DATA SUPPLIED:

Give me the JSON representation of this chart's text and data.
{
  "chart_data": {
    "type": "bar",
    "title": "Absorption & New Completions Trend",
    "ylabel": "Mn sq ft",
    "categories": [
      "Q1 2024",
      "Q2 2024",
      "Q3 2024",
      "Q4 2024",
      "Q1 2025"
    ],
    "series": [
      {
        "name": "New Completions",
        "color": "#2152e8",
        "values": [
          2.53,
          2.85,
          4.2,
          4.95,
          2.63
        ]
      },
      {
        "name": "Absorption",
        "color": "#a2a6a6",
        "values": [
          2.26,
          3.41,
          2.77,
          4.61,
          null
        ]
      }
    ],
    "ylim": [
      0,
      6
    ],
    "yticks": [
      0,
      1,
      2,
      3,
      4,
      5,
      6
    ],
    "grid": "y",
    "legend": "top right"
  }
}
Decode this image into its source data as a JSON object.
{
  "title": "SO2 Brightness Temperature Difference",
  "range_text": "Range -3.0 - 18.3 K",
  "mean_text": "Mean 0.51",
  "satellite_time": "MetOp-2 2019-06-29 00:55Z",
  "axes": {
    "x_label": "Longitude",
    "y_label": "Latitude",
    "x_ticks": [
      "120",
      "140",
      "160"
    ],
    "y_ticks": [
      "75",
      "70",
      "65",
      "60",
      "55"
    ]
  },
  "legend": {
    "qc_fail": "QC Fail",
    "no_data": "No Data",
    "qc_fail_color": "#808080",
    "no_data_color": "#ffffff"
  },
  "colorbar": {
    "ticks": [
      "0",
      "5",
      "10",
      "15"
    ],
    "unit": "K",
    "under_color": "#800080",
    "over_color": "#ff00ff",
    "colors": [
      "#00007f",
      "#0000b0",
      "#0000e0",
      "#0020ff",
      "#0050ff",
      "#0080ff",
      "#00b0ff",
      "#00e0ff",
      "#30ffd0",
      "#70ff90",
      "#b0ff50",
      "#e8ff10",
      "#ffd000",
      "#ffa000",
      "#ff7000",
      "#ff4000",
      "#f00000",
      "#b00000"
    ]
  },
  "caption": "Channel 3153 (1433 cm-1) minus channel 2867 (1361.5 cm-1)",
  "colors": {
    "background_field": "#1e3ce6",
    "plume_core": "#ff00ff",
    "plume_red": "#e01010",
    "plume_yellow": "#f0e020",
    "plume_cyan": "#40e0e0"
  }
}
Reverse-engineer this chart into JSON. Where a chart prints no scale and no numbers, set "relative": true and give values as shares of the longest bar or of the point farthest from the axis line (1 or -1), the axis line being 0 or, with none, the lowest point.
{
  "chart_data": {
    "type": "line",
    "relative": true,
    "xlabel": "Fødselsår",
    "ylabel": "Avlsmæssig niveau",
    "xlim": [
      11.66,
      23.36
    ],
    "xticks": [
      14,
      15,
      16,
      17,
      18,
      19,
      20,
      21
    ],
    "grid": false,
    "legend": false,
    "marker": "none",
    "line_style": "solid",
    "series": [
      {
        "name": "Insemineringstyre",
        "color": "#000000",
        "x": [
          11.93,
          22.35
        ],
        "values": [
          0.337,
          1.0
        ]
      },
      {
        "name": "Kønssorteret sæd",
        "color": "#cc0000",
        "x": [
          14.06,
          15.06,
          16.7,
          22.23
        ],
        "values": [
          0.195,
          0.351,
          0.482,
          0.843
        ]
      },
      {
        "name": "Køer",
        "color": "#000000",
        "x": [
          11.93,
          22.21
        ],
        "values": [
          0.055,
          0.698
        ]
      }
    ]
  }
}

WHAT THE EXERCISE ASKS: Beginning at the line that contains "Reverse-engineer this chart", retype each line of the listing up to and including the last one, exactly as it stands, and nothing else.

FINISHED ANSWER:
Reverse-engineer this chart into JSON. Where a chart prints no scale and no numbers, set "relative": true and give values as shares of the longest bar or of the point farthest from the axis line (1 or -1), the axis line being 0 or, with none, the lowest point.
{
  "chart_data": {
    "type": "line",
    "relative": true,
    "xlabel": "Fødselsår",
    "ylabel": "Avlsmæssig niveau",
    "xlim": [
      11.66,
      23.36
    ],
    "xticks": [
      14,
      15,
      16,
      17,
      18,
      19,
      20,
      21
    ],
    "grid": false,
    "legend": false,
    "marker": "none",
    "line_style": "solid",
    "series": [
      {
        "name": "Insemineringstyre",
        "color": "#000000",
        "x": [
          11.93,
          22.35
        ],
        "values": [
          0.337,
          1.0
        ]
      },
      {
        "name": "Kønssorteret sæd",
        "color": "#cc0000",
        "x": [
          14.06,
          15.06,
          16.7,
          22.23
        ],
        "values": [
          0.195,
          0.351,
          0.482,
          0.843
        ]
      },
      {
        "name": "Køer",
        "color": "#000000",
        "x": [
          11.93,
          22.21
        ],
        "values": [
          0.055,
          0.698
        ]
      }
    ]
  }
}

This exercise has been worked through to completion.